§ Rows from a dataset
- - -

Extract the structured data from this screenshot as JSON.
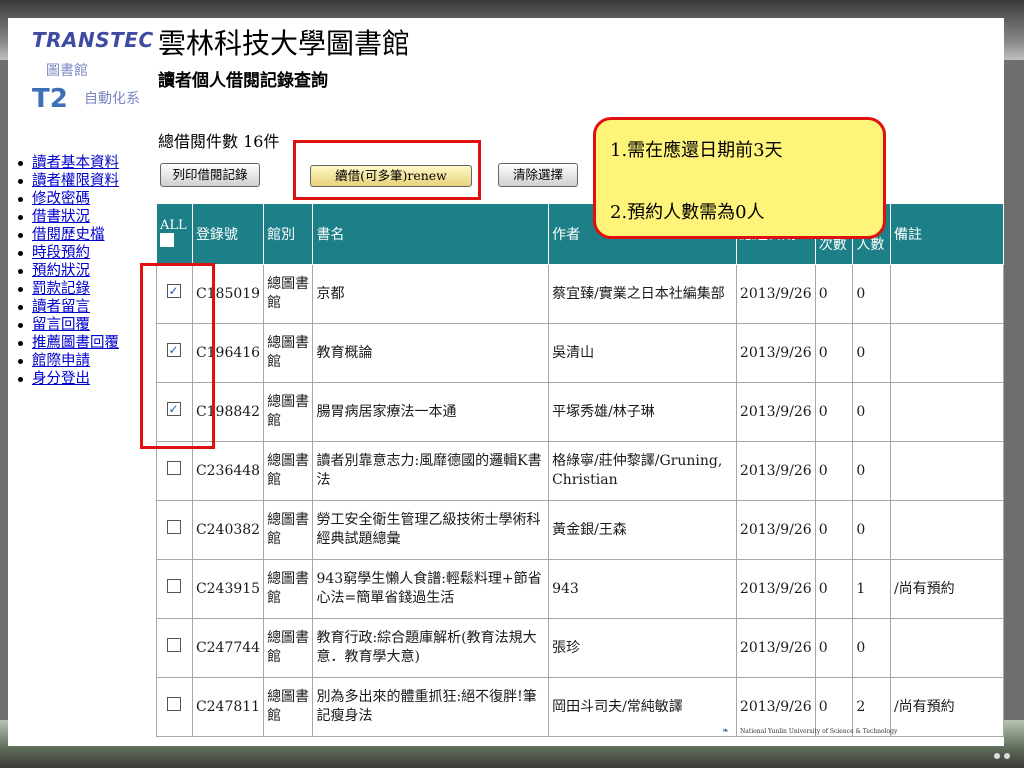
{
  "logo": {
    "brand": "TRANSTEC",
    "brand_sub": "圖書館",
    "t2": "T2",
    "t2_sub": "自動化系"
  },
  "title": "雲林科技大學圖書館",
  "subtitle": "讀者個人借閱記錄查詢",
  "nav": [
    "讀者基本資料",
    "讀者權限資料",
    "修改密碼",
    "借書狀況",
    "借閱歷史檔",
    "時段預約",
    "預約狀況",
    "罰款記錄",
    "讀者留言",
    "留言回覆",
    "推薦圖書回覆",
    "館際申請",
    "身分登出"
  ],
  "total_label": "總借閱件數 16件",
  "buttons": {
    "print": "列印借閱記錄",
    "renew": "續借(可多筆)renew",
    "clear": "清除選擇"
  },
  "callout": {
    "line1": "1.需在應還日期前3天",
    "line2": "2.預約人數需為0人"
  },
  "table": {
    "headers": {
      "all": "ALL",
      "barcode": "登錄號",
      "branch": "館別",
      "title": "書名",
      "author": "作者",
      "due": "應還日期",
      "renewed": "續借次數",
      "reserve": "預約人數",
      "note": "備註"
    },
    "rows": [
      {
        "checked": true,
        "barcode": "C185019",
        "branch": "總圖書館",
        "title": "京都",
        "author": "蔡宜臻/實業之日本社編集部",
        "due": "2013/9/26",
        "renewed": "0",
        "reserve": "0",
        "note": ""
      },
      {
        "checked": true,
        "barcode": "C196416",
        "branch": "總圖書館",
        "title": "教育概論",
        "author": "吳清山",
        "due": "2013/9/26",
        "renewed": "0",
        "reserve": "0",
        "note": ""
      },
      {
        "checked": true,
        "barcode": "C198842",
        "branch": "總圖書館",
        "title": "腸胃病居家療法一本通",
        "author": "平塚秀雄/林子琳",
        "due": "2013/9/26",
        "renewed": "0",
        "reserve": "0",
        "note": ""
      },
      {
        "checked": false,
        "barcode": "C236448",
        "branch": "總圖書館",
        "title": "讀者別靠意志力:風靡德國的邏輯K書法",
        "author": "格綠寧/莊仲黎譯/Gruning, Christian",
        "due": "2013/9/26",
        "renewed": "0",
        "reserve": "0",
        "note": ""
      },
      {
        "checked": false,
        "barcode": "C240382",
        "branch": "總圖書館",
        "title": "勞工安全衛生管理乙級技術士學術科經典試題總彙",
        "author": "黃金銀/王森",
        "due": "2013/9/26",
        "renewed": "0",
        "reserve": "0",
        "note": ""
      },
      {
        "checked": false,
        "barcode": "C243915",
        "branch": "總圖書館",
        "title": "943窮學生懶人食譜:輕鬆料理+節省心法=簡單省錢過生活",
        "author": "943",
        "due": "2013/9/26",
        "renewed": "0",
        "reserve": "1",
        "note": "/尚有預約"
      },
      {
        "checked": false,
        "barcode": "C247744",
        "branch": "總圖書館",
        "title": "教育行政:綜合題庫解析(教育法規大意．教育學大意)",
        "author": "張珍",
        "due": "2013/9/26",
        "renewed": "0",
        "reserve": "0",
        "note": ""
      },
      {
        "checked": false,
        "barcode": "C247811",
        "branch": "總圖書館",
        "title": "別為多出來的體重抓狂:絕不復胖!筆記瘦身法",
        "author": "岡田斗司夫/常純敏譯",
        "due": "2013/9/26",
        "renewed": "0",
        "reserve": "2",
        "note": "/尚有預約"
      }
    ]
  },
  "footer": "National Yunlin University of Science & Technology"
}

- - -

§ STATED EXERCISE
Repeat the listing in full and exactly. Do not include any images.

§ EXERCISE OUTPUT
Extract the structured data from this screenshot as JSON.
{
  "logo": {
    "brand": "TRANSTEC",
    "brand_sub": "圖書館",
    "t2": "T2",
    "t2_sub": "自動化系"
  },
  "title": "雲林科技大學圖書館",
  "subtitle": "讀者個人借閱記錄查詢",
  "nav": [
    "讀者基本資料",
    "讀者權限資料",
    "修改密碼",
    "借書狀況",
    "借閱歷史檔",
    "時段預約",
    "預約狀況",
    "罰款記錄",
    "讀者留言",
    "留言回覆",
    "推薦圖書回覆",
    "館際申請",
    "身分登出"
  ],
  "total_label": "總借閱件數 16件",
  "buttons": {
    "print": "列印借閱記錄",
    "renew": "續借(可多筆)renew",
    "clear": "清除選擇"
  },
  "callout": {
    "line1": "1.需在應還日期前3天",
    "line2": "2.預約人數需為0人"
  },
  "table": {
    "headers": {
      "all": "ALL",
      "barcode": "登錄號",
      "branch": "館別",
      "title": "書名",
      "author": "作者",
      "due": "應還日期",
      "renewed": "續借次數",
      "reserve": "預約人數",
      "note": "備註"
    },
    "rows": [
      {
        "checked": true,
        "barcode": "C185019",
        "branch": "總圖書館",
        "title": "京都",
        "author": "蔡宜臻/實業之日本社編集部",
        "due": "2013/9/26",
        "renewed": "0",
        "reserve": "0",
        "note": ""
      },
      {
        "checked": true,
        "barcode": "C196416",
        "branch": "總圖書館",
        "title": "教育概論",
        "author": "吳清山",
        "due": "2013/9/26",
        "renewed": "0",
        "reserve": "0",
        "note": ""
      },
      {
        "checked": true,
        "barcode": "C198842",
        "branch": "總圖書館",
        "title": "腸胃病居家療法一本通",
        "author": "平塚秀雄/林子琳",
        "due": "2013/9/26",
        "renewed": "0",
        "reserve": "0",
        "note": ""
      },
      {
        "checked": false,
        "barcode": "C236448",
        "branch": "總圖書館",
        "title": "讀者別靠意志力:風靡德國的邏輯K書法",
        "author": "格綠寧/莊仲黎譯/Gruning, Christian",
        "due": "2013/9/26",
        "renewed": "0",
        "reserve": "0",
        "note": ""
      },
      {
        "checked": false,
        "barcode": "C240382",
        "branch": "總圖書館",
        "title": "勞工安全衛生管理乙級技術士學術科經典試題總彙",
        "author": "黃金銀/王森",
        "due": "2013/9/26",
        "renewed": "0",
        "reserve": "0",
        "note": ""
      },
      {
        "checked": false,
        "barcode": "C243915",
        "branch": "總圖書館",
        "title": "943窮學生懶人食譜:輕鬆料理+節省心法=簡單省錢過生活",
        "author": "943",
        "due": "2013/9/26",
        "renewed": "0",
        "reserve": "1",
        "note": "/尚有預約"
      },
      {
        "checked": false,
        "barcode": "C247744",
        "branch": "總圖書館",
        "title": "教育行政:綜合題庫解析(教育法規大意．教育學大意)",
        "author": "張珍",
        "due": "2013/9/26",
        "renewed": "0",
        "reserve": "0",
        "note": ""
      },
      {
        "checked": false,
        "barcode": "C247811",
        "branch": "總圖書館",
        "title": "別為多出來的體重抓狂:絕不復胖!筆記瘦身法",
        "author": "岡田斗司夫/常純敏譯",
        "due": "2013/9/26",
        "renewed": "0",
        "reserve": "2",
        "note": "/尚有預約"
      }
    ]
  },
  "footer": "National Yunlin University of Science & Technology"
}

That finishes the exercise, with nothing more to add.